- _What you should do_: Copy out the data below as written; omit any images.

*****

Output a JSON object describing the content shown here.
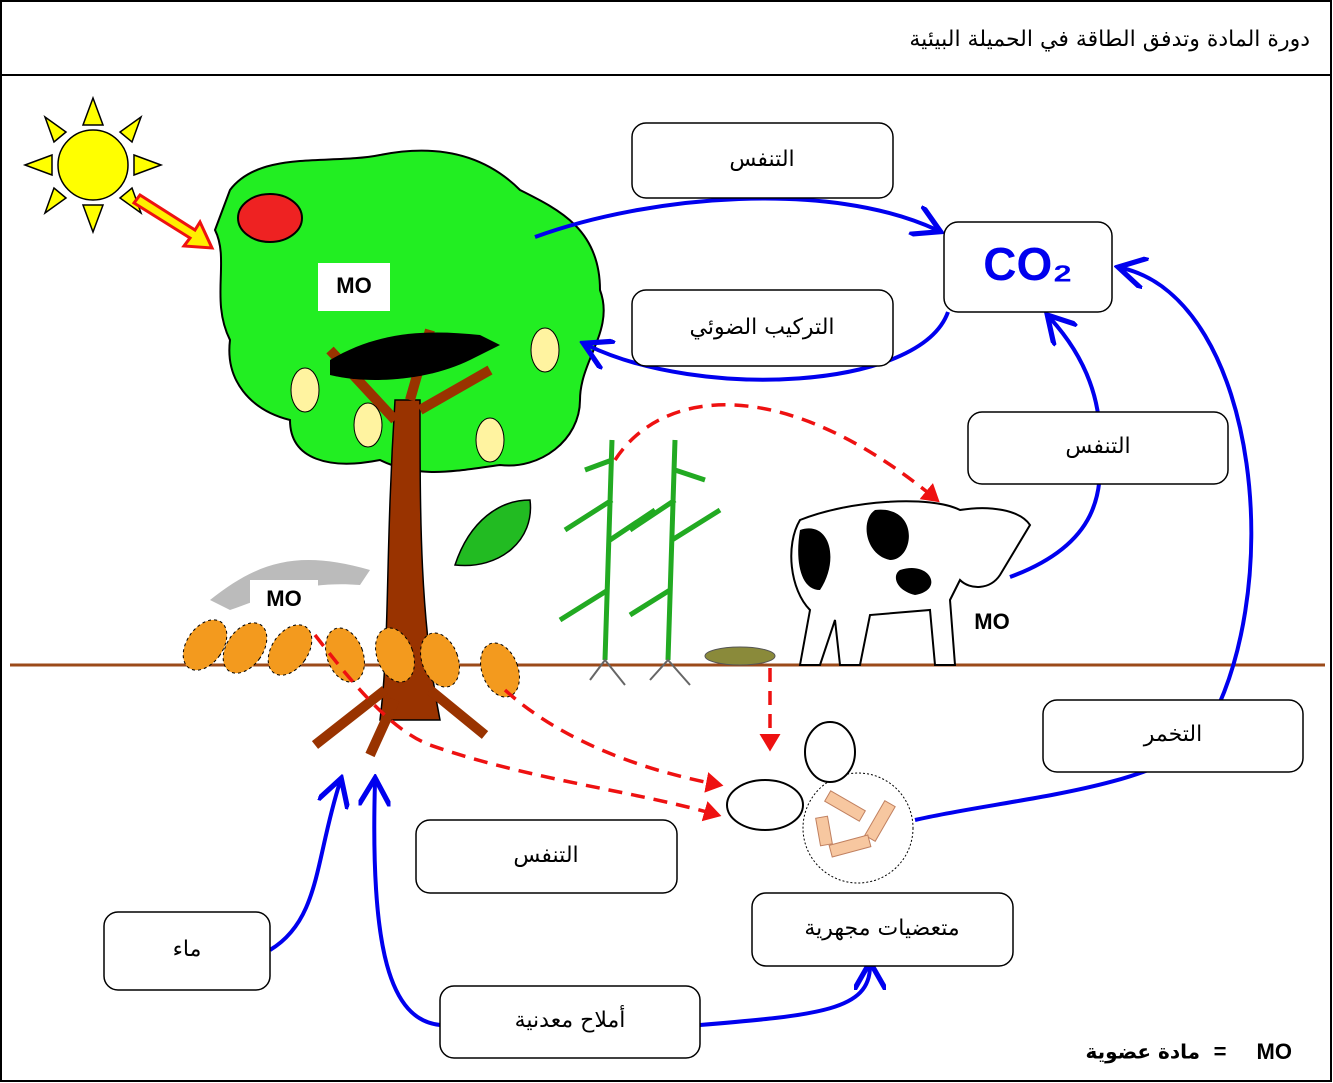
{
  "title": "دورة المادة وتدفق الطاقة في الحميلة البيئية",
  "boxes": {
    "respiration_top": "التنفس",
    "photosynthesis": "التركيب الضوئي",
    "co2": "CO₂",
    "respiration_cow": "التنفس",
    "fermentation": "التخمر",
    "respiration_bottom": "التنفس",
    "microorganisms": "متعضيات مجهرية",
    "water": "ماء",
    "mineral_salts": "أملاح معدنية"
  },
  "mo_labels": [
    "MO",
    "MO",
    "MO"
  ],
  "legend": {
    "term": "MO",
    "equals": "=",
    "meaning": "مادة عضوية"
  }
}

*****

- _Response to this exercise_:
Output a JSON object describing the content shown here.
{
  "title": "دورة المادة وتدفق الطاقة في الحميلة البيئية",
  "boxes": {
    "respiration_top": "التنفس",
    "photosynthesis": "التركيب الضوئي",
    "co2": "CO₂",
    "respiration_cow": "التنفس",
    "fermentation": "التخمر",
    "respiration_bottom": "التنفس",
    "microorganisms": "متعضيات مجهرية",
    "water": "ماء",
    "mineral_salts": "أملاح معدنية"
  },
  "mo_labels": [
    "MO",
    "MO",
    "MO"
  ],
  "legend": {
    "term": "MO",
    "equals": "=",
    "meaning": "مادة عضوية"
  }
}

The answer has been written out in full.